Given text:
After the success he has had – leading Uruguay to a first World Cup quarter-final in four decades, a first semi since 1954 – embarking on a second four-year cycle is a clear risk and, in their two games in the tournament so far, Tabárez's side have yet to win. A victory against a weakened Mexico in their final group game will carry them to the quarter-final, but they are some way short of the heights they reached in South Africa, when Diego Forlán was named player of the tournament.
Forlán himself has been lively, much sharper than he looked in a disappointing season for Atlético Madrid, while Luis Suárez has been superb, scoring the equaliser against Peru in Uruguay's first game and laying on Alvaro Perreira's goal against Chile on Friday. Edinson Cavani, perhaps, has not lived up to the standards he set for Napoli last season, but, for once, Uruguay's problem is at the other end of the pitch.
Uruguayan football has always been noted for its garra– a word that translates literally as "claw", but which, in a football context, has come to mean a combination of hardness, resolve and streetwiseness.
That has led in the past to excessive physicality, but Tabárez's interpretation is rather more nuanced. On the wall of his house in Montevideo hangs a plaque bearing the motto: "One must toughen oneself without ever losing tenderness." It is a line attributed to Che Guevara and marks El Maestro, as Tabárez is known, in the grand tradition of left-leaning South American footballing intellectuals. It also seems to summarise his footballing philosophy: he prioritises defensive rigour while still encouraging his teams to play with a certain swagger.

Records for the task:
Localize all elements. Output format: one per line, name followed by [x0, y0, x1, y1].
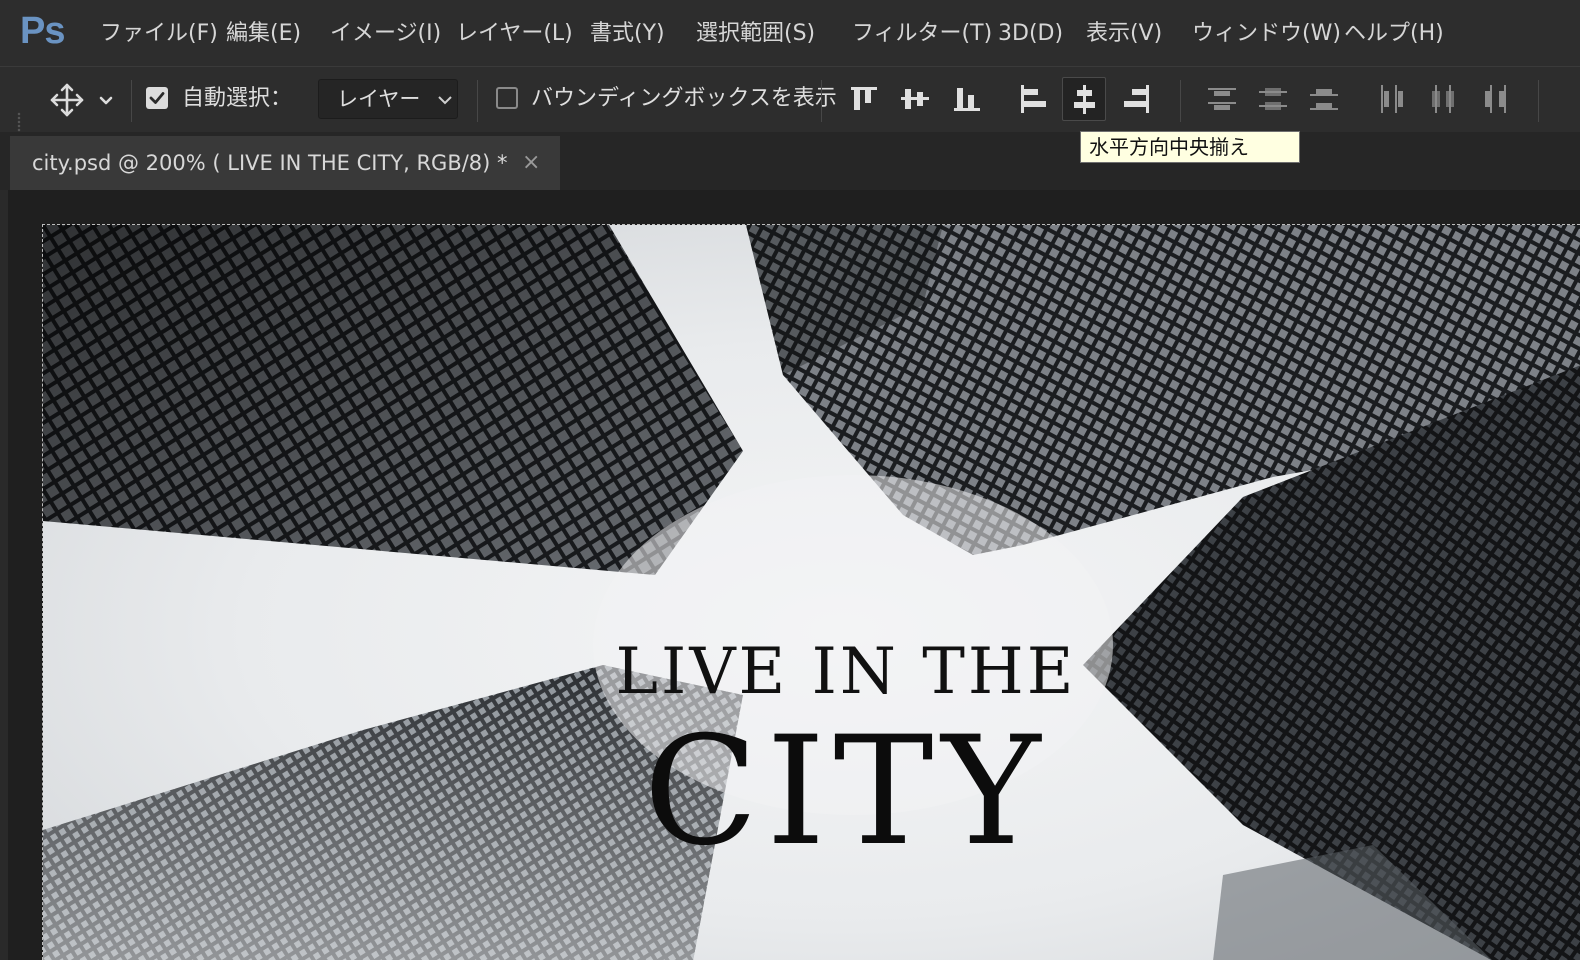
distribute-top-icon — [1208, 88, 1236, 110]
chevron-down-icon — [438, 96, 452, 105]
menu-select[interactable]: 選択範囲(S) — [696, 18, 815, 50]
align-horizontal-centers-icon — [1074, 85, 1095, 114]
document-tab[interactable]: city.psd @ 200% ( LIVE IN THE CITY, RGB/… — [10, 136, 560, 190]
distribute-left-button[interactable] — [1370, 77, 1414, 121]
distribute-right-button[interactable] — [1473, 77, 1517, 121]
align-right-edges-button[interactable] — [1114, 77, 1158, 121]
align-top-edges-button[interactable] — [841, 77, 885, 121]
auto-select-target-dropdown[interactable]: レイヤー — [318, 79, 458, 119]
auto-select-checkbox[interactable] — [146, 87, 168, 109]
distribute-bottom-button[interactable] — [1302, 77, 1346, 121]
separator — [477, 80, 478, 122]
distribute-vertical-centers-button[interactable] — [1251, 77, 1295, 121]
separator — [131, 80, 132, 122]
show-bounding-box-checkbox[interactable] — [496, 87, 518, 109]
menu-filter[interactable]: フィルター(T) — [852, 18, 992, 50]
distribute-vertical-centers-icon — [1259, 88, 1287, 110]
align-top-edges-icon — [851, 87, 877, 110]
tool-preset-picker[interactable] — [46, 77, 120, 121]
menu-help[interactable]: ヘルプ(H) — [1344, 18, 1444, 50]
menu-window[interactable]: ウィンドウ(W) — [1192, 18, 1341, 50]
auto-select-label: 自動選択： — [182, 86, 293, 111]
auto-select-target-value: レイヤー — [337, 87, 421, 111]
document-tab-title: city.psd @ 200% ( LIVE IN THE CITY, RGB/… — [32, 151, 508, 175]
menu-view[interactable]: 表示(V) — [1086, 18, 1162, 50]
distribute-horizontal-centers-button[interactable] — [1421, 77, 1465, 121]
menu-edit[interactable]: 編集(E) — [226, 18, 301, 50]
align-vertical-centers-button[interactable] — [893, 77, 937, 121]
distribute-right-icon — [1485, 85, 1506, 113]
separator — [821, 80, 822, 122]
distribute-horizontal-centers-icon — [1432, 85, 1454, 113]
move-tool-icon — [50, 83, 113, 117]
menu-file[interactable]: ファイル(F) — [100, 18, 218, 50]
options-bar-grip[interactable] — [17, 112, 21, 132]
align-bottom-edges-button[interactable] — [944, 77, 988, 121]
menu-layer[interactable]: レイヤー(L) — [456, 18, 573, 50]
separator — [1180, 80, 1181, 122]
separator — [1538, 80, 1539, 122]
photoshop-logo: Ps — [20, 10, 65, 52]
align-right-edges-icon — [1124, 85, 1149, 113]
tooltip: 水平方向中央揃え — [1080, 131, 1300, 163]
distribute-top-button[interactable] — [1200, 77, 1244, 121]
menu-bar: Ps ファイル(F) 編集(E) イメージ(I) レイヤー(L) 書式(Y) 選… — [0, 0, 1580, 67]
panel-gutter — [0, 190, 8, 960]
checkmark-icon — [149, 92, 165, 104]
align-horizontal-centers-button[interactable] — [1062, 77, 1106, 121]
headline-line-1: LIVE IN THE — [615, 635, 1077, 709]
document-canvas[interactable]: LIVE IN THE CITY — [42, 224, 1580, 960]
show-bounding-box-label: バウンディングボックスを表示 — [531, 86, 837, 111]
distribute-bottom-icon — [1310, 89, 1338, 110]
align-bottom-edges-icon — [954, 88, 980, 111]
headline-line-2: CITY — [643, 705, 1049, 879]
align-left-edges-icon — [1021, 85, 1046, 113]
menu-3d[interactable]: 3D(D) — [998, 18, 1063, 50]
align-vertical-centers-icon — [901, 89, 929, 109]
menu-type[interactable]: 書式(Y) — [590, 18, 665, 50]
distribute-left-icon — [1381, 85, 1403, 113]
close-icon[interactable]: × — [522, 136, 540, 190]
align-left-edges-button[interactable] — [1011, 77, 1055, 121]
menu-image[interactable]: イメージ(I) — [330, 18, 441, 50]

Written task 1: In the article on Uruguayan football, what marks Tabárez as part of the tradition of left-leaning South American footballing intellectuals? Answer in one to three sentences.
Written task 2: Write out the stretch of the records from the line containing "distribute-top-icon — [1208, 88, 1236, 110]" through the line containing "distribute-horizontal-centers-icon — [1432, 85, 1454, 113]", with every line reproduced unchanged.
The records bear no relation to the article on Uruguayan football.

Output 1: A plaque hangs on the wall of his house in Montevideo. It bears the motto "One must toughen oneself without ever losing tenderness," a line attributed to Che Guevara. That plaque places him in this tradition.

Output 2:
distribute-top-icon — [1208, 88, 1236, 110]
chevron-down-icon — [438, 96, 452, 105]
menu-select[interactable]: 選択範囲(S) — [696, 18, 815, 50]
align-horizontal-centers-icon — [1074, 85, 1095, 114]
document-tab[interactable]: city.psd @ 200% ( LIVE IN THE CITY, RGB/… — [10, 136, 560, 190]
distribute-left-button[interactable] — [1370, 77, 1414, 121]
distribute-right-button[interactable] — [1473, 77, 1517, 121]
align-right-edges-button[interactable] — [1114, 77, 1158, 121]
align-top-edges-button[interactable] — [841, 77, 885, 121]
auto-select-target-dropdown[interactable]: レイヤー — [318, 79, 458, 119]
auto-select-checkbox[interactable] — [146, 87, 168, 109]
distribute-bottom-button[interactable] — [1302, 77, 1346, 121]
separator — [477, 80, 478, 122]
distribute-vertical-centers-button[interactable] — [1251, 77, 1295, 121]
separator — [131, 80, 132, 122]
show-bounding-box-checkbox[interactable] — [496, 87, 518, 109]
menu-filter[interactable]: フィルター(T) — [852, 18, 992, 50]
distribute-vertical-centers-icon — [1259, 88, 1287, 110]
align-top-edges-icon — [851, 87, 877, 110]
tool-preset-picker[interactable] — [46, 77, 120, 121]
menu-help[interactable]: ヘルプ(H) — [1344, 18, 1444, 50]
menu-window[interactable]: ウィンドウ(W) — [1192, 18, 1341, 50]
auto-select-label: 自動選択： — [182, 86, 293, 111]
auto-select-target-value: レイヤー — [337, 87, 421, 111]
document-tab-title: city.psd @ 200% ( LIVE IN THE CITY, RGB/… — [32, 151, 508, 175]
menu-view[interactable]: 表示(V) — [1086, 18, 1162, 50]
distribute-horizontal-centers-button[interactable] — [1421, 77, 1465, 121]
menu-edit[interactable]: 編集(E) — [226, 18, 301, 50]
align-vertical-centers-button[interactable] — [893, 77, 937, 121]
distribute-right-icon — [1485, 85, 1506, 113]
separator — [821, 80, 822, 122]
distribute-horizontal-centers-icon — [1432, 85, 1454, 113]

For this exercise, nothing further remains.